What is being asked:
The records that follow need to be output exactly as they are.

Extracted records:
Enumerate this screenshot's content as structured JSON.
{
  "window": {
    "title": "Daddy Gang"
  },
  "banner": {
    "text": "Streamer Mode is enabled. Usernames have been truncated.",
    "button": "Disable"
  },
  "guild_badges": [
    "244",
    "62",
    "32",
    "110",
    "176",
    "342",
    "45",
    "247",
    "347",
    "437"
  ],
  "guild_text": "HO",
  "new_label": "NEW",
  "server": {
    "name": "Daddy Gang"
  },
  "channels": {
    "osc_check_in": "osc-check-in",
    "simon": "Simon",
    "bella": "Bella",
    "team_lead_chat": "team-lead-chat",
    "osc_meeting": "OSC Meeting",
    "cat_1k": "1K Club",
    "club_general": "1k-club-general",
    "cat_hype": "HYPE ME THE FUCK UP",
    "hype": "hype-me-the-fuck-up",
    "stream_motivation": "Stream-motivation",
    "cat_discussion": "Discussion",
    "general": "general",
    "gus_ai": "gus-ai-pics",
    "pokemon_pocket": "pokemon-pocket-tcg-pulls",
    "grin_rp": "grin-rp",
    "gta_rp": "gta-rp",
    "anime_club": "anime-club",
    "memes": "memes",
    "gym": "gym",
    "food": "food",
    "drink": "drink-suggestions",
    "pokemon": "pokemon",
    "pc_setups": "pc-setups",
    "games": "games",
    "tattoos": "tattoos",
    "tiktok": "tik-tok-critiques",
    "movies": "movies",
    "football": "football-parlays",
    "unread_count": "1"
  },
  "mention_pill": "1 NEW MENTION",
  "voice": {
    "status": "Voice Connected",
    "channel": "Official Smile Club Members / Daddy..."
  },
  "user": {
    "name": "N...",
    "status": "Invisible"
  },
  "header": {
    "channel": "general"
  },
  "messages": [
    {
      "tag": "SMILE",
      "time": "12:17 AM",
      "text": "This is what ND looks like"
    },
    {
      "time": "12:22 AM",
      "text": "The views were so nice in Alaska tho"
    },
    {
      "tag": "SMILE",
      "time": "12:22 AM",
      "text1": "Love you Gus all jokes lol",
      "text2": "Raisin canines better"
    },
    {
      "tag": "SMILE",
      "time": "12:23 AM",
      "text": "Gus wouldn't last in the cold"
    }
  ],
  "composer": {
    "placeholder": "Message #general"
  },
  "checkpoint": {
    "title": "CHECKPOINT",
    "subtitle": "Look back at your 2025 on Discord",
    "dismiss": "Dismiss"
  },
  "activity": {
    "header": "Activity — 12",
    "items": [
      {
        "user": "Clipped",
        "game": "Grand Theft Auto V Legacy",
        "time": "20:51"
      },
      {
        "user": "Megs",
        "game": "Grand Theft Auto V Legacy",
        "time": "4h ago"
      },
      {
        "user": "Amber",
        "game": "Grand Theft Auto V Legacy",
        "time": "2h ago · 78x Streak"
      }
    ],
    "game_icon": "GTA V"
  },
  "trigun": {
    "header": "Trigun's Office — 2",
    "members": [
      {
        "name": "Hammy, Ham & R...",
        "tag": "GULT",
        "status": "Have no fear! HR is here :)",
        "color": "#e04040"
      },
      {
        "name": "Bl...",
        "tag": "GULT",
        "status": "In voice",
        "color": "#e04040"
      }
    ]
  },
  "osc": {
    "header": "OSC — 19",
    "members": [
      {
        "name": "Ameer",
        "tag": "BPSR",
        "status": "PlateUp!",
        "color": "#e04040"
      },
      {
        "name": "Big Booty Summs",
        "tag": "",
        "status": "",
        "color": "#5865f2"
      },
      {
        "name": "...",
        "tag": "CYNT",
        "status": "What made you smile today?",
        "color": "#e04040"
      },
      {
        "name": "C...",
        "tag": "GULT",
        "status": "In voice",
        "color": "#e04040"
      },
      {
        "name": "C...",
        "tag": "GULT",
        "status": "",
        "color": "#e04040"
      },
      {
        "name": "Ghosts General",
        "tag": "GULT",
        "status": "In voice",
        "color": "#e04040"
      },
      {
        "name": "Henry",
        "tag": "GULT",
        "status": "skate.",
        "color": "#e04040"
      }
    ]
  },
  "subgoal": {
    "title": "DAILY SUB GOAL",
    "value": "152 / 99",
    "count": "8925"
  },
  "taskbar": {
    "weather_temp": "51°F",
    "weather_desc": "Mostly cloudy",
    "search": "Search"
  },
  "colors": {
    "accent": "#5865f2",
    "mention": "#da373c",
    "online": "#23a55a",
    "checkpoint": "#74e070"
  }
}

Final result:
Enumerate this screenshot's content as structured JSON.
{
  "window": {
    "title": "Daddy Gang"
  },
  "banner": {
    "text": "Streamer Mode is enabled. Usernames have been truncated.",
    "button": "Disable"
  },
  "guild_badges": [
    "244",
    "62",
    "32",
    "110",
    "176",
    "342",
    "45",
    "247",
    "347",
    "437"
  ],
  "guild_text": "HO",
  "new_label": "NEW",
  "server": {
    "name": "Daddy Gang"
  },
  "channels": {
    "osc_check_in": "osc-check-in",
    "simon": "Simon",
    "bella": "Bella",
    "team_lead_chat": "team-lead-chat",
    "osc_meeting": "OSC Meeting",
    "cat_1k": "1K Club",
    "club_general": "1k-club-general",
    "cat_hype": "HYPE ME THE FUCK UP",
    "hype": "hype-me-the-fuck-up",
    "stream_motivation": "Stream-motivation",
    "cat_discussion": "Discussion",
    "general": "general",
    "gus_ai": "gus-ai-pics",
    "pokemon_pocket": "pokemon-pocket-tcg-pulls",
    "grin_rp": "grin-rp",
    "gta_rp": "gta-rp",
    "anime_club": "anime-club",
    "memes": "memes",
    "gym": "gym",
    "food": "food",
    "drink": "drink-suggestions",
    "pokemon": "pokemon",
    "pc_setups": "pc-setups",
    "games": "games",
    "tattoos": "tattoos",
    "tiktok": "tik-tok-critiques",
    "movies": "movies",
    "football": "football-parlays",
    "unread_count": "1"
  },
  "mention_pill": "1 NEW MENTION",
  "voice": {
    "status": "Voice Connected",
    "channel": "Official Smile Club Members / Daddy..."
  },
  "user": {
    "name": "N...",
    "status": "Invisible"
  },
  "header": {
    "channel": "general"
  },
  "messages": [
    {
      "tag": "SMILE",
      "time": "12:17 AM",
      "text": "This is what ND looks like"
    },
    {
      "time": "12:22 AM",
      "text": "The views were so nice in Alaska tho"
    },
    {
      "tag": "SMILE",
      "time": "12:22 AM",
      "text1": "Love you Gus all jokes lol",
      "text2": "Raisin canines better"
    },
    {
      "tag": "SMILE",
      "time": "12:23 AM",
      "text": "Gus wouldn't last in the cold"
    }
  ],
  "composer": {
    "placeholder": "Message #general"
  },
  "checkpoint": {
    "title": "CHECKPOINT",
    "subtitle": "Look back at your 2025 on Discord",
    "dismiss": "Dismiss"
  },
  "activity": {
    "header": "Activity — 12",
    "items": [
      {
        "user": "Clipped",
        "game": "Grand Theft Auto V Legacy",
        "time": "20:51"
      },
      {
        "user": "Megs",
        "game": "Grand Theft Auto V Legacy",
        "time": "4h ago"
      },
      {
        "user": "Amber",
        "game": "Grand Theft Auto V Legacy",
        "time": "2h ago · 78x Streak"
      }
    ],
    "game_icon": "GTA V"
  },
  "trigun": {
    "header": "Trigun's Office — 2",
    "members": [
      {
        "name": "Hammy, Ham & R...",
        "tag": "GULT",
        "status": "Have no fear! HR is here :)",
        "color": "#e04040"
      },
      {
        "name": "Bl...",
        "tag": "GULT",
        "status": "In voice",
        "color": "#e04040"
      }
    ]
  },
  "osc": {
    "header": "OSC — 19",
    "members": [
      {
        "name": "Ameer",
        "tag": "BPSR",
        "status": "PlateUp!",
        "color": "#e04040"
      },
      {
        "name": "Big Booty Summs",
        "tag": "",
        "status": "",
        "color": "#5865f2"
      },
      {
        "name": "...",
        "tag": "CYNT",
        "status": "What made you smile today?",
        "color": "#e04040"
      },
      {
        "name": "C...",
        "tag": "GULT",
        "status": "In voice",
        "color": "#e04040"
      },
      {
        "name": "C...",
        "tag": "GULT",
        "status": "",
        "color": "#e04040"
      },
      {
        "name": "Ghosts General",
        "tag": "GULT",
        "status": "In voice",
        "color": "#e04040"
      },
      {
        "name": "Henry",
        "tag": "GULT",
        "status": "skate.",
        "color": "#e04040"
      }
    ]
  },
  "subgoal": {
    "title": "DAILY SUB GOAL",
    "value": "152 / 99",
    "count": "8925"
  },
  "taskbar": {
    "weather_temp": "51°F",
    "weather_desc": "Mostly cloudy",
    "search": "Search"
  },
  "colors": {
    "accent": "#5865f2",
    "mention": "#da373c",
    "online": "#23a55a",
    "checkpoint": "#74e070"
  }
}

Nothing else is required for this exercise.